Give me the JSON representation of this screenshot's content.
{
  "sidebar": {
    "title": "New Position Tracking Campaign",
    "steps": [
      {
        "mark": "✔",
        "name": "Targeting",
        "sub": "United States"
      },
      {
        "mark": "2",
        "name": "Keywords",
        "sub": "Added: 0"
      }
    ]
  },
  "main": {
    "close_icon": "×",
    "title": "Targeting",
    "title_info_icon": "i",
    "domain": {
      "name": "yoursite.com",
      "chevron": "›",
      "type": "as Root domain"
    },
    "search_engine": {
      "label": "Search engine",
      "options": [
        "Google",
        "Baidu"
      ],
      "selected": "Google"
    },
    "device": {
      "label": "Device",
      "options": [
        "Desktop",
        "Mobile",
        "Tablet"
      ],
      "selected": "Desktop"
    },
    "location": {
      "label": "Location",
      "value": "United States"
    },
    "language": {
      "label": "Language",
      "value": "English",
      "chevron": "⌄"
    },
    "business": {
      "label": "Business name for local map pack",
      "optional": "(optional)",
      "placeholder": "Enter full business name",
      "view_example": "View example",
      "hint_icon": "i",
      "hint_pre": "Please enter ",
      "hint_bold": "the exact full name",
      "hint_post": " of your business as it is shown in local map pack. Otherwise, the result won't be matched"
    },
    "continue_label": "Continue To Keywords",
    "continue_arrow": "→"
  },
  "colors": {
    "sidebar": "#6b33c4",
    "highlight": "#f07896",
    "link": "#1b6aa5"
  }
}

***

## [AIM]
Return the listing above in full, character for character.

## [FINAL RESULT]
Give me the JSON representation of this screenshot's content.
{
  "sidebar": {
    "title": "New Position Tracking Campaign",
    "steps": [
      {
        "mark": "✔",
        "name": "Targeting",
        "sub": "United States"
      },
      {
        "mark": "2",
        "name": "Keywords",
        "sub": "Added: 0"
      }
    ]
  },
  "main": {
    "close_icon": "×",
    "title": "Targeting",
    "title_info_icon": "i",
    "domain": {
      "name": "yoursite.com",
      "chevron": "›",
      "type": "as Root domain"
    },
    "search_engine": {
      "label": "Search engine",
      "options": [
        "Google",
        "Baidu"
      ],
      "selected": "Google"
    },
    "device": {
      "label": "Device",
      "options": [
        "Desktop",
        "Mobile",
        "Tablet"
      ],
      "selected": "Desktop"
    },
    "location": {
      "label": "Location",
      "value": "United States"
    },
    "language": {
      "label": "Language",
      "value": "English",
      "chevron": "⌄"
    },
    "business": {
      "label": "Business name for local map pack",
      "optional": "(optional)",
      "placeholder": "Enter full business name",
      "view_example": "View example",
      "hint_icon": "i",
      "hint_pre": "Please enter ",
      "hint_bold": "the exact full name",
      "hint_post": " of your business as it is shown in local map pack. Otherwise, the result won't be matched"
    },
    "continue_label": "Continue To Keywords",
    "continue_arrow": "→"
  },
  "colors": {
    "sidebar": "#6b33c4",
    "highlight": "#f07896",
    "link": "#1b6aa5"
  }
}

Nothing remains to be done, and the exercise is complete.